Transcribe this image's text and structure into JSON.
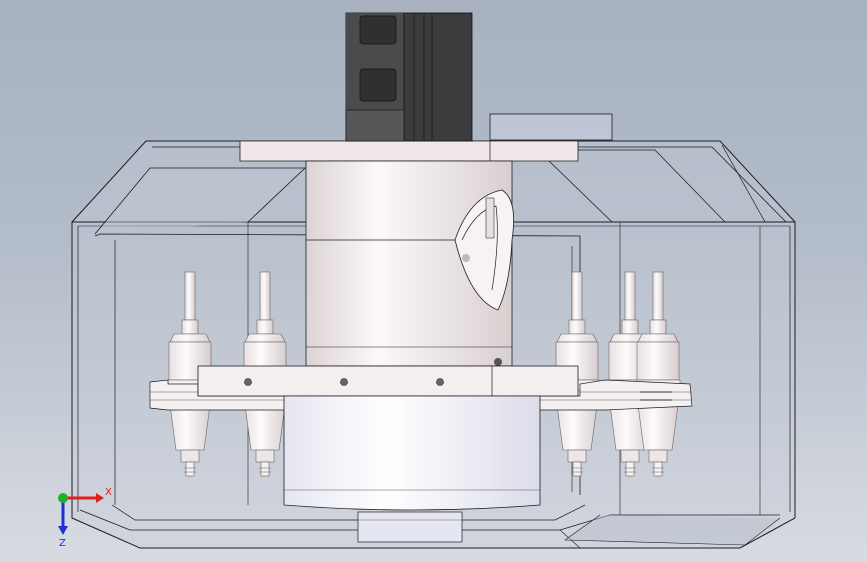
{
  "scene": {
    "background_top": "#a7b1c0",
    "background_bottom": "#d8dbe2",
    "enclosure_fill": "#c7ccd6",
    "motor_color": "#3b3c3e",
    "spindle_color": "#f1ebea",
    "edge_color": "#1c1c22"
  },
  "triad": {
    "x_label": "X",
    "z_label": "Z",
    "x_color": "#e0201c",
    "y_color": "#1fb02a",
    "z_color": "#2030d0"
  }
}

**TASK:** Leaving the pictures aside, transcribe the entire listing exactly.

**OUTPUT FOR THIS EXERCISE:**
Transcribe this image's text and structure into JSON.
{
  "scene": {
    "background_top": "#a7b1c0",
    "background_bottom": "#d8dbe2",
    "enclosure_fill": "#c7ccd6",
    "motor_color": "#3b3c3e",
    "spindle_color": "#f1ebea",
    "edge_color": "#1c1c22"
  },
  "triad": {
    "x_label": "X",
    "z_label": "Z",
    "x_color": "#e0201c",
    "y_color": "#1fb02a",
    "z_color": "#2030d0"
  }
}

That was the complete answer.